→ GIVEN PROBLEM: Find each line containing the string "with". Copy it.

→ EXERCISE MATERIALS:
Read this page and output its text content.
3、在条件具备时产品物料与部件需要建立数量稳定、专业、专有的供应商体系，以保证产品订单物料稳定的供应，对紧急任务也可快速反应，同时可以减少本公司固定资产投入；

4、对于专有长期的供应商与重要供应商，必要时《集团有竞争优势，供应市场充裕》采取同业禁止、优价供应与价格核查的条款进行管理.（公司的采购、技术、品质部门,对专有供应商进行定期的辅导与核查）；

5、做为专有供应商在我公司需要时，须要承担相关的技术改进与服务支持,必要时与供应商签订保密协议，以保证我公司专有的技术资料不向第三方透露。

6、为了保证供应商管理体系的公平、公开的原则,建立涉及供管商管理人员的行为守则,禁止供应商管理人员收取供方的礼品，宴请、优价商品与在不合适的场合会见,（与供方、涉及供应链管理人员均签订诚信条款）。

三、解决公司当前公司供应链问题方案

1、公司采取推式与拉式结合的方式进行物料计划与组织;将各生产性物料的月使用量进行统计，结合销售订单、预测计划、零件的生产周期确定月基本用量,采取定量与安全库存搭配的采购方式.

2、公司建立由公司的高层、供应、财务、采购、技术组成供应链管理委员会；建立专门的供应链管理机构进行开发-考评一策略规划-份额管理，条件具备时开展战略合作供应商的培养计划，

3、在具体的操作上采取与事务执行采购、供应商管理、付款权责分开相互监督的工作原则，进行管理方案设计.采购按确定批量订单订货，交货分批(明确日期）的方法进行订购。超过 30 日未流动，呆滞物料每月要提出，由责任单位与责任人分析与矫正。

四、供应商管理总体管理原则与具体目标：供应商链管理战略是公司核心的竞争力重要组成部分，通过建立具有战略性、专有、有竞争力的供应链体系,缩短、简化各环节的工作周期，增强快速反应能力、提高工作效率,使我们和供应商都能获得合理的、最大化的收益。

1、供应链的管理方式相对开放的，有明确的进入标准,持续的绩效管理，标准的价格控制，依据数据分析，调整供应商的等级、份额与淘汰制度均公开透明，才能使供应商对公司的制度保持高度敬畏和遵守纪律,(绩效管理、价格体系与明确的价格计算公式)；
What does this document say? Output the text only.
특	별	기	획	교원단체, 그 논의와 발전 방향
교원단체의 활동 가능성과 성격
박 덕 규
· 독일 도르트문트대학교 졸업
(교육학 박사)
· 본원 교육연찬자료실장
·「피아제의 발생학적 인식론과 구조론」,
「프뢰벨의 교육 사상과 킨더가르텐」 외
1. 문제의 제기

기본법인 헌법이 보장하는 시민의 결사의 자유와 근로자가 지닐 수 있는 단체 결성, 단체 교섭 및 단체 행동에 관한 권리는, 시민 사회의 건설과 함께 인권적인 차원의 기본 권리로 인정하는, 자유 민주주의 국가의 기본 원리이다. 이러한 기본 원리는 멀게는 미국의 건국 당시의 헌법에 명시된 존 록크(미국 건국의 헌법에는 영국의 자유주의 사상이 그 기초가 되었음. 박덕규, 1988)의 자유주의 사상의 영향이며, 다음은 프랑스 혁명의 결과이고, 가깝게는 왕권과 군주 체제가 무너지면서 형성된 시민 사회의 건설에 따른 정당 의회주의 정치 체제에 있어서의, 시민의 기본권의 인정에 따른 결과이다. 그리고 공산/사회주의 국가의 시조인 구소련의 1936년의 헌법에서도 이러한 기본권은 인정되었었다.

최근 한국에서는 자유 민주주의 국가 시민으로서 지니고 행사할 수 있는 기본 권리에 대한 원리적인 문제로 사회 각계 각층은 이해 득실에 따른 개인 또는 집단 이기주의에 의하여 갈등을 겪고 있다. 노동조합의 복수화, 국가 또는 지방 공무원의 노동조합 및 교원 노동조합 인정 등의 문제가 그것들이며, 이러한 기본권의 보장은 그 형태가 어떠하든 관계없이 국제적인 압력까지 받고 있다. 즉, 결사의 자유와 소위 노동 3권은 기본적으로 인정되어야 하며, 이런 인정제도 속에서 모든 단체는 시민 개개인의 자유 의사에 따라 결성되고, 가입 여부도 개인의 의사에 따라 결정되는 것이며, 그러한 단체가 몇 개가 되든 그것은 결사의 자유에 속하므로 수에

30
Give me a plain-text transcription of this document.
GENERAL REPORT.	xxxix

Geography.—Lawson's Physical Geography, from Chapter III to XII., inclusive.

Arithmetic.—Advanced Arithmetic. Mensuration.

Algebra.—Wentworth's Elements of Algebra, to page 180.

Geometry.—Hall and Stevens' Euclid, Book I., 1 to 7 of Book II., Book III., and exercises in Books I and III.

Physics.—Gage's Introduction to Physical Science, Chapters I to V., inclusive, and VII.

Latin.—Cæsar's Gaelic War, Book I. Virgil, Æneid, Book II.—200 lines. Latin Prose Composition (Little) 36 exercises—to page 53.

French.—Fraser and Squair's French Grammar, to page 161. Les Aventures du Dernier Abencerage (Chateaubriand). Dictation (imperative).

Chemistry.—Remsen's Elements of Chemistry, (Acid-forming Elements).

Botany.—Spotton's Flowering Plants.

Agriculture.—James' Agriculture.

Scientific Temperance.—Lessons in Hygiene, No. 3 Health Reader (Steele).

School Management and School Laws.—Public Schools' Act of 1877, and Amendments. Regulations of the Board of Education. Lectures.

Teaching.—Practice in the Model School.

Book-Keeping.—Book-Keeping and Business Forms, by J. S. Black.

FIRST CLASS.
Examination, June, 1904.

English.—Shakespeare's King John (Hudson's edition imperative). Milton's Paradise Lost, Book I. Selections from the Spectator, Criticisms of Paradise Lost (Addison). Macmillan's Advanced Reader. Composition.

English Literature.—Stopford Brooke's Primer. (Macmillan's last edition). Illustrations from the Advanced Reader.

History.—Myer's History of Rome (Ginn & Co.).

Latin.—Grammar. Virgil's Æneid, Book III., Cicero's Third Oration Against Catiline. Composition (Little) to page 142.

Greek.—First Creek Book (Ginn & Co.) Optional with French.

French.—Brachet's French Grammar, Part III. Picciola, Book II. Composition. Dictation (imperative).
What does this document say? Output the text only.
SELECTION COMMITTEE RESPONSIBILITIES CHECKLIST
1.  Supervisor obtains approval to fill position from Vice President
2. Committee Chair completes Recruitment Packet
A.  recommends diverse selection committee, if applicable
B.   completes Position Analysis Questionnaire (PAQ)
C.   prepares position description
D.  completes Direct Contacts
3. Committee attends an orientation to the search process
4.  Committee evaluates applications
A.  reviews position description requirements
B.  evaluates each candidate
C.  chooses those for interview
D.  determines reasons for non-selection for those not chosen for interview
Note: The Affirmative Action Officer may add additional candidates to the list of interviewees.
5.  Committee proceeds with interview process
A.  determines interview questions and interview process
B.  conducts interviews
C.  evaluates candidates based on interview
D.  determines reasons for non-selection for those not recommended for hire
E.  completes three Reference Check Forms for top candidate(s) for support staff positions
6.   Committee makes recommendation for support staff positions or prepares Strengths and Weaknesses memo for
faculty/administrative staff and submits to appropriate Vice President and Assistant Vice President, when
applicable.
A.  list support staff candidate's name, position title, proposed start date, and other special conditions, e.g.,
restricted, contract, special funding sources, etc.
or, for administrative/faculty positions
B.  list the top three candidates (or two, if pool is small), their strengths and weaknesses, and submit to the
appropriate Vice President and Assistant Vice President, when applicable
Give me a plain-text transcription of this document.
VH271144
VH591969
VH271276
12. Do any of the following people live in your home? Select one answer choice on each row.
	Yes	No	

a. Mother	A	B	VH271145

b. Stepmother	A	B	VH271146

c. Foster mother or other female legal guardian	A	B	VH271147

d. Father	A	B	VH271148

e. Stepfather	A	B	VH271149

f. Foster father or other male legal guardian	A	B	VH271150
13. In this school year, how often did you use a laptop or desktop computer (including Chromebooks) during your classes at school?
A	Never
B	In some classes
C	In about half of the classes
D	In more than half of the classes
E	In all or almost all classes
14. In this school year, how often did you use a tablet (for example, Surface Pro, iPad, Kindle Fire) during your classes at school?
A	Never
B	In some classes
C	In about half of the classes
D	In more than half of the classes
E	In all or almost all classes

→ FULL SOLUTION:
Greek.—First Creek Book (Ginn & Co.) Optional with French.
5.  Committee proceeds with interview process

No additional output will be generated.